— start Records shown —

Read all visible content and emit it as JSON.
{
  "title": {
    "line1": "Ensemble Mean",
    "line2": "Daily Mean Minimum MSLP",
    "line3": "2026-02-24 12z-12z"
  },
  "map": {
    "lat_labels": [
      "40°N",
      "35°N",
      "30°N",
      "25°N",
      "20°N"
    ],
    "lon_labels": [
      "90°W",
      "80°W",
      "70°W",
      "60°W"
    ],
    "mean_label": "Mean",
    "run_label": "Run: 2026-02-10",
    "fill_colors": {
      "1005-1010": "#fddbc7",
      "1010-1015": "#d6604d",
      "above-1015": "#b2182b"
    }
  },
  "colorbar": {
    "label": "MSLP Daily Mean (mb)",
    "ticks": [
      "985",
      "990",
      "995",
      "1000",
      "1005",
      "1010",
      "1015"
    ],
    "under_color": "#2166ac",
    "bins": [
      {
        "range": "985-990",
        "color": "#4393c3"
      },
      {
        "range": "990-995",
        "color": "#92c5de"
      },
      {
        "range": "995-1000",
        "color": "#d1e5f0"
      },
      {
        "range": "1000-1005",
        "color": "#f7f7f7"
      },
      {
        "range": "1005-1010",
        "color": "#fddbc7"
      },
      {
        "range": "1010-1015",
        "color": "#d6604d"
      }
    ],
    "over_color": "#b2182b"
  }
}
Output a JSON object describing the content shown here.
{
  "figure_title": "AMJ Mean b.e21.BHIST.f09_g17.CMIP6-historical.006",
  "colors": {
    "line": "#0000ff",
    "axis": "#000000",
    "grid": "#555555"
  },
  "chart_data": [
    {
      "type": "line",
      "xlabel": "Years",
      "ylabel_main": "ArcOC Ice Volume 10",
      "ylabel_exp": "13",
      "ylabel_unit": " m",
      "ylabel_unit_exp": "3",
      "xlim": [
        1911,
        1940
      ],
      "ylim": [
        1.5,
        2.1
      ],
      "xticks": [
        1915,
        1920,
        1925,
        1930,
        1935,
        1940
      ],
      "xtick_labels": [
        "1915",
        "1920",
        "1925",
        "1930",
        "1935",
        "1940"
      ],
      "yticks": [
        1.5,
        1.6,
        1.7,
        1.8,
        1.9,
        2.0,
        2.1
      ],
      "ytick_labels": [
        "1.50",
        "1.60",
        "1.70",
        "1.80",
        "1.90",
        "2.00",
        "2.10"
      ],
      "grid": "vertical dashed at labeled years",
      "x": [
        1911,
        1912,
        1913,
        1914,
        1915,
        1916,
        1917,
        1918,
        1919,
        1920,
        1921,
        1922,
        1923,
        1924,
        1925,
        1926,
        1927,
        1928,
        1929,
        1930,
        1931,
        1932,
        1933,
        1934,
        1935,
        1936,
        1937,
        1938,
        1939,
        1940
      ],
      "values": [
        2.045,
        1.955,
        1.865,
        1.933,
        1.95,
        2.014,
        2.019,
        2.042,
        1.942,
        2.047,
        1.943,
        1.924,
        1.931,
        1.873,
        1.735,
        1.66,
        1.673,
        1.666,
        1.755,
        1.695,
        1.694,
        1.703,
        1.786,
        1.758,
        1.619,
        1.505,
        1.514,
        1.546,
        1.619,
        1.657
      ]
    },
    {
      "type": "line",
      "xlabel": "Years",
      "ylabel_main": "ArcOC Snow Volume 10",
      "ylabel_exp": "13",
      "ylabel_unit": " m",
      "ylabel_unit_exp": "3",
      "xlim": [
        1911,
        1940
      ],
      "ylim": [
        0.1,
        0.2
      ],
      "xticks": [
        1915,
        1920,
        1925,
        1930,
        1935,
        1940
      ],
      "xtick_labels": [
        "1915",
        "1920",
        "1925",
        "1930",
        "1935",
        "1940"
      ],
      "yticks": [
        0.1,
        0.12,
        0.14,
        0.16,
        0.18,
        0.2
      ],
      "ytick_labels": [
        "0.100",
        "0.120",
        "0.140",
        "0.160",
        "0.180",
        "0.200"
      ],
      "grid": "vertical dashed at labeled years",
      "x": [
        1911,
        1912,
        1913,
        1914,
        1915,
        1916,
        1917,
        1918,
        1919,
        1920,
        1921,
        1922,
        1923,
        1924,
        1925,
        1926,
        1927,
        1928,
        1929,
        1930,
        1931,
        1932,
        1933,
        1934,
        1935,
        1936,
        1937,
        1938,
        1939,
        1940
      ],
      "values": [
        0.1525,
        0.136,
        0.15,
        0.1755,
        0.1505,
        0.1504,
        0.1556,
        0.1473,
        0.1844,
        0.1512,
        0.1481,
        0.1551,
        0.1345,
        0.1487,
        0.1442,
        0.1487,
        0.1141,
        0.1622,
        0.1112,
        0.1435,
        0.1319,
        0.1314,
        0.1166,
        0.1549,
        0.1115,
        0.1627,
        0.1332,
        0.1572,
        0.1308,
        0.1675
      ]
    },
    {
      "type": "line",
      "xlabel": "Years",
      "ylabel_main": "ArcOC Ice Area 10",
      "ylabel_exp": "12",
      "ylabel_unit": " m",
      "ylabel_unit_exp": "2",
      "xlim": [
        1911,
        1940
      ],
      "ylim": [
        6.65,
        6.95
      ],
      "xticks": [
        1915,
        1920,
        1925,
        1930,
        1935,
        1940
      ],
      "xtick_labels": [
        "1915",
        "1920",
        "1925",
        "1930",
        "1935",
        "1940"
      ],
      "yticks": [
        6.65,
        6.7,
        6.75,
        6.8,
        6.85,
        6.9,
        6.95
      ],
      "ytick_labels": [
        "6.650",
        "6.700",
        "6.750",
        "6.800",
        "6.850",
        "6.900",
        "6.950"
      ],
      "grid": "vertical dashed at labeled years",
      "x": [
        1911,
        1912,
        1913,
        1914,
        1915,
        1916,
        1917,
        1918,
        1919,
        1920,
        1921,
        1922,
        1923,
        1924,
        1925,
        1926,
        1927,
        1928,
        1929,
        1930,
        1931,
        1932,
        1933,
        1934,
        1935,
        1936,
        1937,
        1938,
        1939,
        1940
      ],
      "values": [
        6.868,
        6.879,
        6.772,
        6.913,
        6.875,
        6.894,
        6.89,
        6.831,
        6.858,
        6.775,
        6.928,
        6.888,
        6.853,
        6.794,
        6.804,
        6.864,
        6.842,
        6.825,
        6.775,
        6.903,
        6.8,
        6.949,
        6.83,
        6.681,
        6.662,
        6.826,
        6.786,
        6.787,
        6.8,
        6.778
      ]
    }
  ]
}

— end Records shown —

Return each line of the data that contains the string "Mean".

    "line1": "Ensemble Mean",
    "line2": "Daily Mean Minimum MSLP",
    "mean_label": "Mean",
    "label": "MSLP Daily Mean (mb)",
  "figure_title": "AMJ Mean b.e21.BHIST.f09_g17.CMIP6-historical.006",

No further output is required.